Saved entries —
▬▬▬

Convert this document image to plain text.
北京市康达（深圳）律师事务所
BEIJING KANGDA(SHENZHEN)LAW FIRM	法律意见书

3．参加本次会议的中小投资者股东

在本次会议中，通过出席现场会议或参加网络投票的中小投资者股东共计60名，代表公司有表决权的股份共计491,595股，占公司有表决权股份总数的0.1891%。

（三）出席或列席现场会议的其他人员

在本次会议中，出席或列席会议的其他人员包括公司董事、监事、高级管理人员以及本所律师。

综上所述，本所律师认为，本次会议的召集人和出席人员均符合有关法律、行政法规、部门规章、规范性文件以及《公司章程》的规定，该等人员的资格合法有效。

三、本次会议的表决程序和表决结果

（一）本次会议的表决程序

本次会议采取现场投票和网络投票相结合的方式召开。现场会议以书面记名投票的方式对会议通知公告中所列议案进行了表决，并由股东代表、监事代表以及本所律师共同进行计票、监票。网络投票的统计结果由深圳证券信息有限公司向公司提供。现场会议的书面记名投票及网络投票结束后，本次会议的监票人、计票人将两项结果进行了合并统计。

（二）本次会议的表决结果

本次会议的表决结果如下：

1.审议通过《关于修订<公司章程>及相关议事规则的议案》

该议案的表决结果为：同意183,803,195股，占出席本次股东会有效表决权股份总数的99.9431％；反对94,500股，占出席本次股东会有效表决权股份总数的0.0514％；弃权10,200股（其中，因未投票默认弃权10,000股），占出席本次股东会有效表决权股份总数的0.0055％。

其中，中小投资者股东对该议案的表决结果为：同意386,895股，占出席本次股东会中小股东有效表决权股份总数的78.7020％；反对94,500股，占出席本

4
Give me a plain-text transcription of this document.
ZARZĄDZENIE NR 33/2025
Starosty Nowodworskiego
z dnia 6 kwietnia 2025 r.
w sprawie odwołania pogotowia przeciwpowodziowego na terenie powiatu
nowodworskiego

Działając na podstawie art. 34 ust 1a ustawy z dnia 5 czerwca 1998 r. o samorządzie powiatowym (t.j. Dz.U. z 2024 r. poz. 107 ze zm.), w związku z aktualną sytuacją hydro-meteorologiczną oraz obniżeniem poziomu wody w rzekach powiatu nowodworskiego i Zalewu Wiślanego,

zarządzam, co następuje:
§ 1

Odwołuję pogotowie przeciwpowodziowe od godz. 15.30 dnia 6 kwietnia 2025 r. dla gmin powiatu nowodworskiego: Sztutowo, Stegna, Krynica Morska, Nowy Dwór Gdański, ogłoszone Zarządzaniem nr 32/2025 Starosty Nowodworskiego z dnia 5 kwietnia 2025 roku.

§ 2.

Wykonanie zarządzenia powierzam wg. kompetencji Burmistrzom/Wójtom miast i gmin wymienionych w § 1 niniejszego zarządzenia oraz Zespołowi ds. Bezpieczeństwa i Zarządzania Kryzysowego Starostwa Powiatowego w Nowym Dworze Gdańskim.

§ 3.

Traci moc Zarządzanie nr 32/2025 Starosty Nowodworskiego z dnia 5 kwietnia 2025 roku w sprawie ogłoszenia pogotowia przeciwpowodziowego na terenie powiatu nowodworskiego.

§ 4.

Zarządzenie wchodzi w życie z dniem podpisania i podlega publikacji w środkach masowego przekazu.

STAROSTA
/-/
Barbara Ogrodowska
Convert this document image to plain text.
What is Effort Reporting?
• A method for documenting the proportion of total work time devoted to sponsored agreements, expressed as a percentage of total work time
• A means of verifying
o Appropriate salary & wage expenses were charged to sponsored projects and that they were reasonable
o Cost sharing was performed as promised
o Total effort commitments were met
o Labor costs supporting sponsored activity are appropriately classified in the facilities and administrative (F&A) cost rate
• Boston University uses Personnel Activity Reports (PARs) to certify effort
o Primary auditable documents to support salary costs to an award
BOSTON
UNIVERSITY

▬▬▬

WRITTEN INSTRUCTION — Your task is to collect every line above that contains the word "were".

RESULT FOR THIS TASK —
o Appropriate salary & wage expenses were charged to sponsored projects and that they were reasonable
o Total effort commitments were met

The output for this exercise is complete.